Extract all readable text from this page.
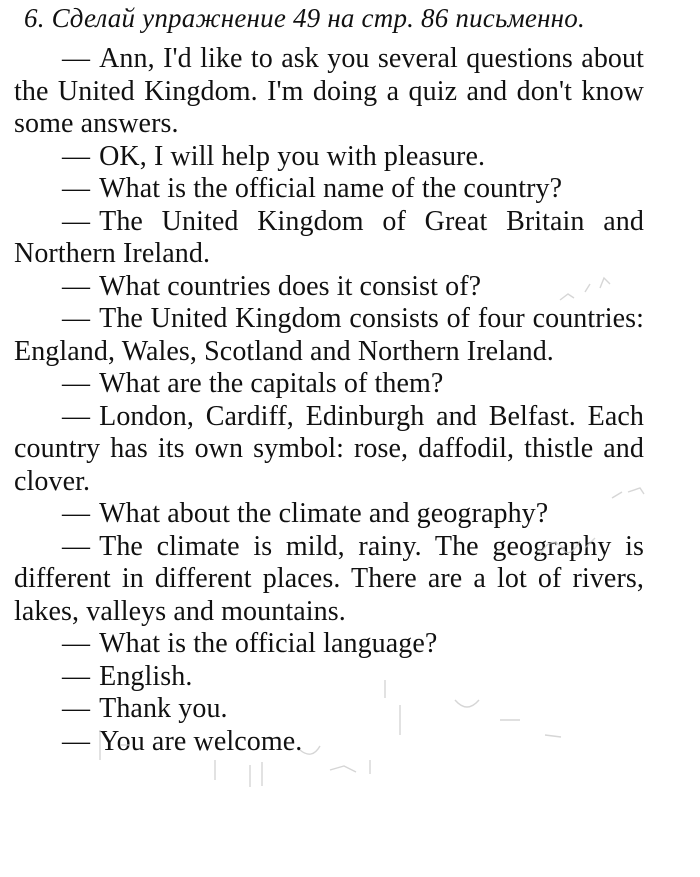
6. Сделай упражнение 49 на стр. 86 письменно.

— Ann, I'd like to ask you several questions about the United Kingdom. I'm doing a quiz and don't know some answers.

— OK, I will help you with pleasure.

— What is the official name of the country?

— The United Kingdom of Great Britain and Northern Ireland.

— What countries does it consist of?

— The United Kingdom consists of four countries: England, Wales, Scotland and Northern Ireland.

— What are the capitals of them?

— London, Cardiff, Edinburgh and Belfast. Each country has its own symbol: rose, daffodil, thistle and clover.

— What about the climate and geography?

— The climate is mild, rainy. The geography is different in different places. There are a lot of rivers, lakes, valleys and mountains.

— What is the official language?

— English.

— Thank you.

— You are welcome.
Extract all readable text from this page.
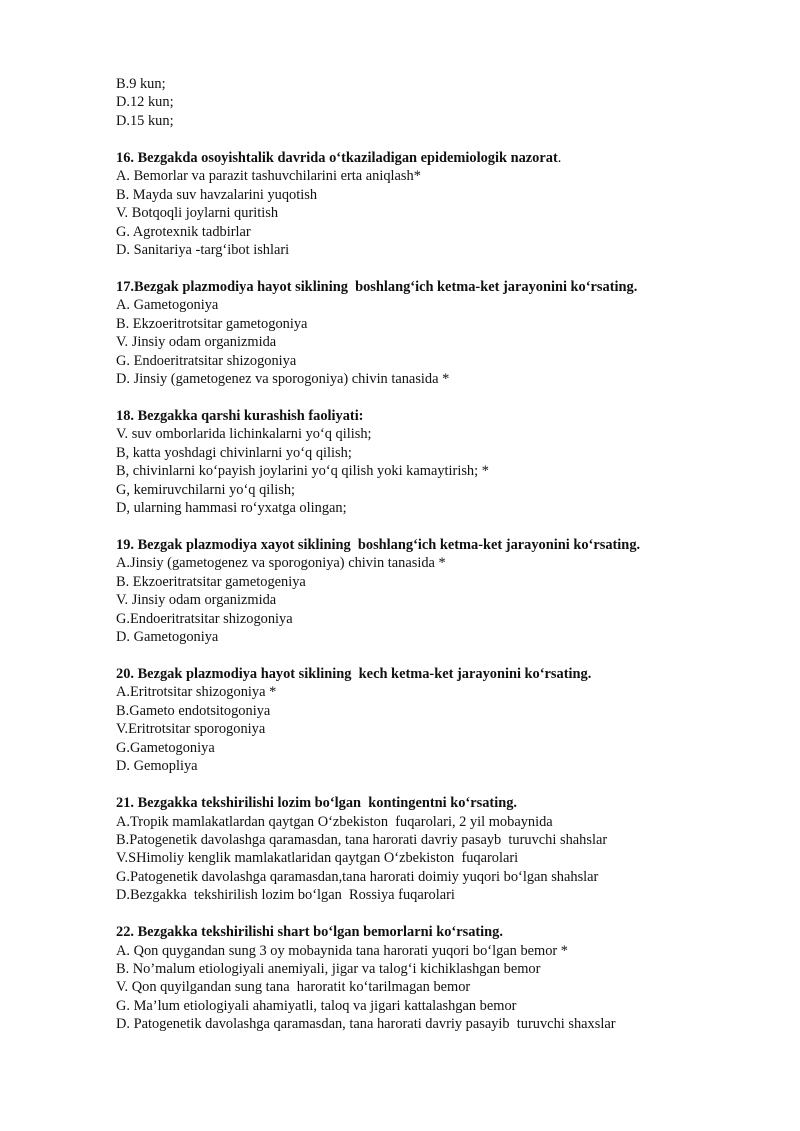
B.9 kun;
D.12 kun;
D.15 kun;
16. Bezgakda osoyishtalik davrida o‘tkaziladigan epidemiologik nazorat.
A. Bemorlar va parazit tashuvchilarini erta aniqlash*
B. Mayda suv havzalarini yuqotish
V. Botqoqli joylarni quritish
G. Agrotexnik tadbirlar
D. Sanitariya -targ‘ibot ishlari
17.Bezgak plazmodiya hayot siklining  boshlang‘ich ketma-ket jarayonini ko‘rsating.
A. Gametogoniya
B. Ekzoeritrotsitar gametogoniya
V. Jinsiy odam organizmida
G. Endoeritratsitar shizogoniya
D. Jinsiy (gametogenez va sporogoniya) chivin tanasida *
18. Bezgakka qarshi kurashish faoliyati:
V. suv omborlarida lichinkalarni yo‘q qilish;
B, katta yoshdagi chivinlarni yo‘q qilish;
B, chivinlarni ko‘payish joylarini yo‘q qilish yoki kamaytirish; *
G, kemiruvchilarni yo‘q qilish;
D, ularning hammasi ro‘yxatga olingan;
19. Bezgak plazmodiya xayot siklining  boshlang‘ich ketma-ket jarayonini ko‘rsating.
A.Jinsiy (gametogenez va sporogoniya) chivin tanasida *
B. Ekzoeritratsitar gametogeniya
V. Jinsiy odam organizmida
G.Endoeritratsitar shizogoniya
D. Gametogoniya
20. Bezgak plazmodiya hayot siklining  kech ketma-ket jarayonini ko‘rsating.
A.Eritrotsitar shizogoniya *
B.Gameto endotsitogoniya
V.Eritrotsitar sporogoniya
G.Gametogoniya
D. Gemopliya
21. Bezgakka tekshirilishi lozim bo‘lgan  kontingentni ko‘rsating.
A.Tropik mamlakatlardan qaytgan O‘zbekiston  fuqarolari, 2 yil mobaynida
B.Patogenetik davolashga qaramasdan, tana harorati davriy pasayb  turuvchi shahslar
V.SHimoliy kenglik mamlakatlaridan qaytgan O‘zbekiston  fuqarolari
G.Patogenetik davolashga qaramasdan,tana harorati doimiy yuqori bo‘lgan shahslar
D.Bezgakka  tekshirilish lozim bo‘lgan  Rossiya fuqarolari
22. Bezgakka tekshirilishi shart bo‘lgan bemorlarni ko‘rsating.
A. Qon quygandan sung 3 oy mobaynida tana harorati yuqori bo‘lgan bemor *
B. No’malum etiologiyali anemiyali, jigar va talog‘i kichiklashgan bemor
V. Qon quyilgandan sung tana  haroratit ko‘tarilmagan bemor
G. Ma’lum etiologiyali ahamiyatli, taloq va jigari kattalashgan bemor
D. Patogenetik davolashga qaramasdan, tana harorati davriy pasayib  turuvchi shaxslar
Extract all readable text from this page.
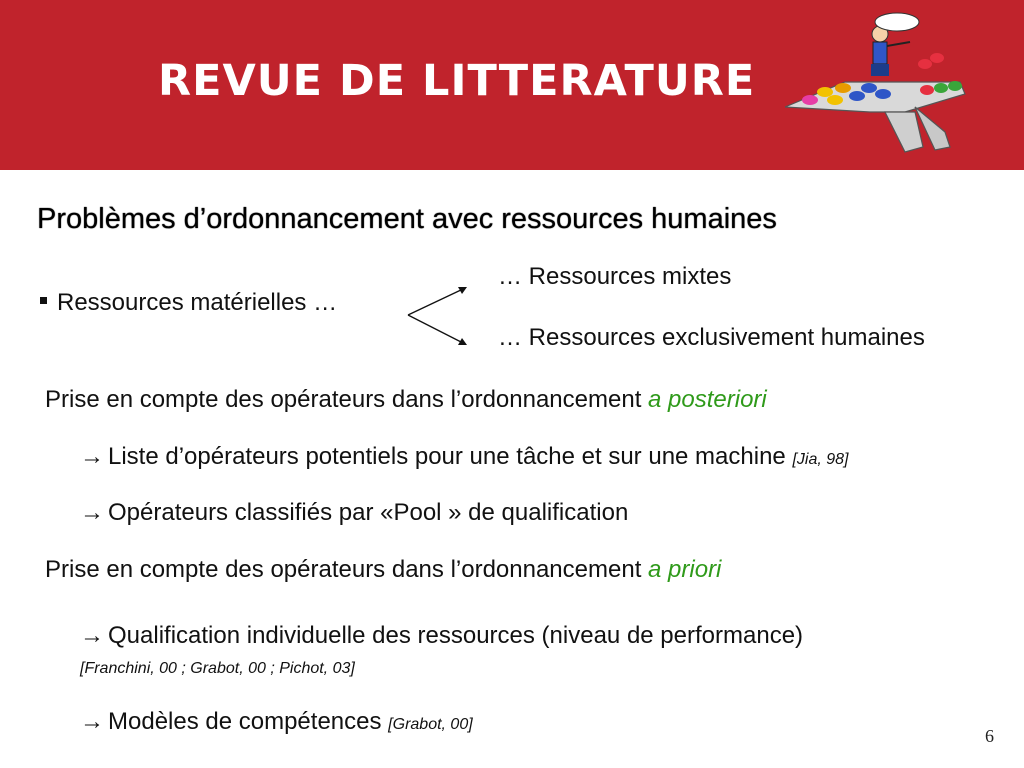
REVUE DE LITTERATURE
Problèmes d’ordonnancement avec ressources humaines
Ressources matérielles …
… Ressources mixtes
… Ressources exclusivement humaines
Prise en compte des opérateurs dans l’ordonnancement a posteriori
→ Liste d’opérateurs potentiels pour une tâche et sur une machine [Jia, 98]
→ Opérateurs classifiés par «Pool » de qualification
Prise en compte des opérateurs dans l’ordonnancement a priori
→ Qualification individuelle des ressources (niveau de performance)
[Franchini, 00 ; Grabot, 00 ; Pichot, 03]
→ Modèles de compétences [Grabot, 00]
6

→ **Instruction**:
Give the data above again in full and unchanged, skipping the pictures.

→ **Answer for the task**:
Extract all readable text from this page.
6. Сделай упражнение 49 на стр. 86 письменно.

— Ann, I'd like to ask you several questions about the United Kingdom. I'm doing a quiz and don't know some answers.

— OK, I will help you with pleasure.

— What is the official name of the country?

— The United Kingdom of Great Britain and Northern Ireland.

— What countries does it consist of?

— The United Kingdom consists of four countries: England, Wales, Scotland and Northern Ireland.

— What are the capitals of them?

— London, Cardiff, Edinburgh and Belfast. Each country has its own symbol: rose, daffodil, thistle and clover.

— What about the climate and geography?

— The climate is mild, rainy. The geography is different in different places. There are a lot of rivers, lakes, valleys and mountains.

— What is the official language?

— English.

— Thank you.

— You are welcome.
Extract all readable text from this page.
B.9 kun;
D.12 kun;
D.15 kun;
16. Bezgakda osoyishtalik davrida o‘tkaziladigan epidemiologik nazorat.
A. Bemorlar va parazit tashuvchilarini erta aniqlash*
B. Mayda suv havzalarini yuqotish
V. Botqoqli joylarni quritish
G. Agrotexnik tadbirlar
D. Sanitariya -targ‘ibot ishlari
17.Bezgak plazmodiya hayot siklining  boshlang‘ich ketma-ket jarayonini ko‘rsating.
A. Gametogoniya
B. Ekzoeritrotsitar gametogoniya
V. Jinsiy odam organizmida
G. Endoeritratsitar shizogoniya
D. Jinsiy (gametogenez va sporogoniya) chivin tanasida *
18. Bezgakka qarshi kurashish faoliyati:
V. suv omborlarida lichinkalarni yo‘q qilish;
B, katta yoshdagi chivinlarni yo‘q qilish;
B, chivinlarni ko‘payish joylarini yo‘q qilish yoki kamaytirish; *
G, kemiruvchilarni yo‘q qilish;
D, ularning hammasi ro‘yxatga olingan;
19. Bezgak plazmodiya xayot siklining  boshlang‘ich ketma-ket jarayonini ko‘rsating.
A.Jinsiy (gametogenez va sporogoniya) chivin tanasida *
B. Ekzoeritratsitar gametogeniya
V. Jinsiy odam organizmida
G.Endoeritratsitar shizogoniya
D. Gametogoniya
20. Bezgak plazmodiya hayot siklining  kech ketma-ket jarayonini ko‘rsating.
A.Eritrotsitar shizogoniya *
B.Gameto endotsitogoniya
V.Eritrotsitar sporogoniya
G.Gametogoniya
D. Gemopliya
21. Bezgakka tekshirilishi lozim bo‘lgan  kontingentni ko‘rsating.
A.Tropik mamlakatlardan qaytgan O‘zbekiston  fuqarolari, 2 yil mobaynida
B.Patogenetik davolashga qaramasdan, tana harorati davriy pasayb  turuvchi shahslar
V.SHimoliy kenglik mamlakatlaridan qaytgan O‘zbekiston  fuqarolari
G.Patogenetik davolashga qaramasdan,tana harorati doimiy yuqori bo‘lgan shahslar
D.Bezgakka  tekshirilish lozim bo‘lgan  Rossiya fuqarolari
22. Bezgakka tekshirilishi shart bo‘lgan bemorlarni ko‘rsating.
A. Qon quygandan sung 3 oy mobaynida tana harorati yuqori bo‘lgan bemor *
B. No’malum etiologiyali anemiyali, jigar va talog‘i kichiklashgan bemor
V. Qon quyilgandan sung tana  haroratit ko‘tarilmagan bemor
G. Ma’lum etiologiyali ahamiyatli, taloq va jigari kattalashgan bemor
D. Patogenetik davolashga qaramasdan, tana harorati davriy pasayib  turuvchi shaxslar
Extract all readable text from this page.
REVUE DE LITTERATURE
Problèmes d’ordonnancement avec ressources humaines
Ressources matérielles …
… Ressources mixtes
… Ressources exclusivement humaines
Prise en compte des opérateurs dans l’ordonnancement a posteriori
→ Liste d’opérateurs potentiels pour une tâche et sur une machine [Jia, 98]
→ Opérateurs classifiés par «Pool » de qualification
Prise en compte des opérateurs dans l’ordonnancement a priori
→ Qualification individuelle des ressources (niveau de performance)
[Franchini, 00 ; Grabot, 00 ; Pichot, 03]
→ Modèles de compétences [Grabot, 00]
6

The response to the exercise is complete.